==== Source passage

The Iraq Study Group Report acknowledges that the situation in Iraq is dire. Hopes for democracy have given way to strategies that will limit anarchy in Iraq and instability in the region in the wake of American troop withdrawal. Crucial to the report's strategy is to reverse the "tepid" international support of American efforts.
The report therefore calls for an International Support Group that actively involves all regional powers, American allies and the United Nations. Its analysis recognizes the diplomatic failure so far and an opportunity to limit losses upon U.S. military withdrawal.
The press so far has emphasized the report's recommendation that the United States engage directly with its adversaries - namely Iran and Syria. Yet for the Bush administration, the recommendation that it engage directly with the UN and its allies - Germany, Japan, Saudi Arabia and Egypt - is an even greater challenge.

========

> _Tasks for this exercise_
1. Summarize the passage on the Iraq Study Group Report in two sentences.
2. In the passage on the Iraq Study Group Report, which two adversaries does the report say the United States should engage directly?
3. Write a continuation of the passage on the Iraq Study Group Report, starting after its final sentence.
The listing was taken from a separate source.

==== Material shown

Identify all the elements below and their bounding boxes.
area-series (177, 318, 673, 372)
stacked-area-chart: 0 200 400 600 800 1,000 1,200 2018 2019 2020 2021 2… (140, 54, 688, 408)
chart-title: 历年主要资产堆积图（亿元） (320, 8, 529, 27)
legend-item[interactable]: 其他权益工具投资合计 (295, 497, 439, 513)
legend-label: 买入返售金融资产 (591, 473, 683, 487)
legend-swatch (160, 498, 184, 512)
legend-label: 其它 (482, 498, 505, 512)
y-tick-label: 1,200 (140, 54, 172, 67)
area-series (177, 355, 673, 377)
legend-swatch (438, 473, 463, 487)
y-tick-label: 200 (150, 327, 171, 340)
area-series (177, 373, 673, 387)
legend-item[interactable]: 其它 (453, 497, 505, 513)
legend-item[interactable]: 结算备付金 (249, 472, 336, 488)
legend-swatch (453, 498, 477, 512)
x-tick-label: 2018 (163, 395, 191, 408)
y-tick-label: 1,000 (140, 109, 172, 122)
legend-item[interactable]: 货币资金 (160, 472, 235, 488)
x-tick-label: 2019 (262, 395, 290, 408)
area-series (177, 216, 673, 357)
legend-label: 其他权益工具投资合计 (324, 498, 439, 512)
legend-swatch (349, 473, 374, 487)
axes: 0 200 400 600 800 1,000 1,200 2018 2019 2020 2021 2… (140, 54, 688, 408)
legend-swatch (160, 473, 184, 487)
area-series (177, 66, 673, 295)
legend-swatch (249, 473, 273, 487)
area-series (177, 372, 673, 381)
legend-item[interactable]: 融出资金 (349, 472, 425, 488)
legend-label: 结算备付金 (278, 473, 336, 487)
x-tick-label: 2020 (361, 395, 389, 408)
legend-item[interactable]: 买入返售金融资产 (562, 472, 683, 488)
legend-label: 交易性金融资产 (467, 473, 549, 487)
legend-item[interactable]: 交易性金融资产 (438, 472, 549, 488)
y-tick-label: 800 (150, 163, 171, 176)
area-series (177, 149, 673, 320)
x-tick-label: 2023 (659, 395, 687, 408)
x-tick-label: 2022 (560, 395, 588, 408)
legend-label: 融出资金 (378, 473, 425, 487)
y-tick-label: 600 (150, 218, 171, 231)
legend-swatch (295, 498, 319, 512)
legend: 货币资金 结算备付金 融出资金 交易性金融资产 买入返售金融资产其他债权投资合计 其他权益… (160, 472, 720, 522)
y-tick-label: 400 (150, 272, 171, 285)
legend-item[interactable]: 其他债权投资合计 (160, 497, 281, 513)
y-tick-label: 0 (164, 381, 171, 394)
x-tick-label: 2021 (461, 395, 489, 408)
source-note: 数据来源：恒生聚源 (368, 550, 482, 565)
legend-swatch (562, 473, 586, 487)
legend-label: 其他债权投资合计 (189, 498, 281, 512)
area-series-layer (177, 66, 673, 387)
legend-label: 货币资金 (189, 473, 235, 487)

========

> _Responses to the exercise_
1. The Iraq Study Group Report calls the situation in Iraq dire and replaces hopes for democracy with strategies to limit anarchy and regional instability after American troops withdraw. To reverse tepid international support, it calls for an International Support Group of regional powers, American allies and the United Nations, and engaging the UN and allies is an even greater challenge for the Bush administration than engaging Iran and Syria, which the press has emphasized.

2. Iran and Syria.

3.
The acknowledged fact that America stands virtually alone at a moment of catastrophic failure is stunning because during the past half-century, the United States has built a rich alliance structure and has been generous to its allies. This isolation reveals a loss in diplomatic capital that cannot easily be restored, as the report so optimistically assumes. Regaining our allies' trust that the United States is committed to multilateral consultation will take years.
America squandered its capital because its actions in Iraq violated standards of legitimate rule by outsiders. There are differences between imperialist powers that send troops to foreign countries for self-aggrandizement and nations that send troops temporarily to address a crisis or redress unjust conditions. In the wake of the two world wars, the League of Nations and later the UN instituted a system of mandates and trusts to govern the territories of the losing states in such invasions. Standards were thereby set for outsiders' rule that apply to current movements of governing administrators on a trusteeship basis authorized by the UN in war-torn states from Sierra Leone to Kosovo.
These standards include multilateral authorization for military action - clearly violated by the United States in regard to Iraq. Subsequent to the invasion, the United States violated these still-evolving standards with terrible consequences for its claims to legitimacy.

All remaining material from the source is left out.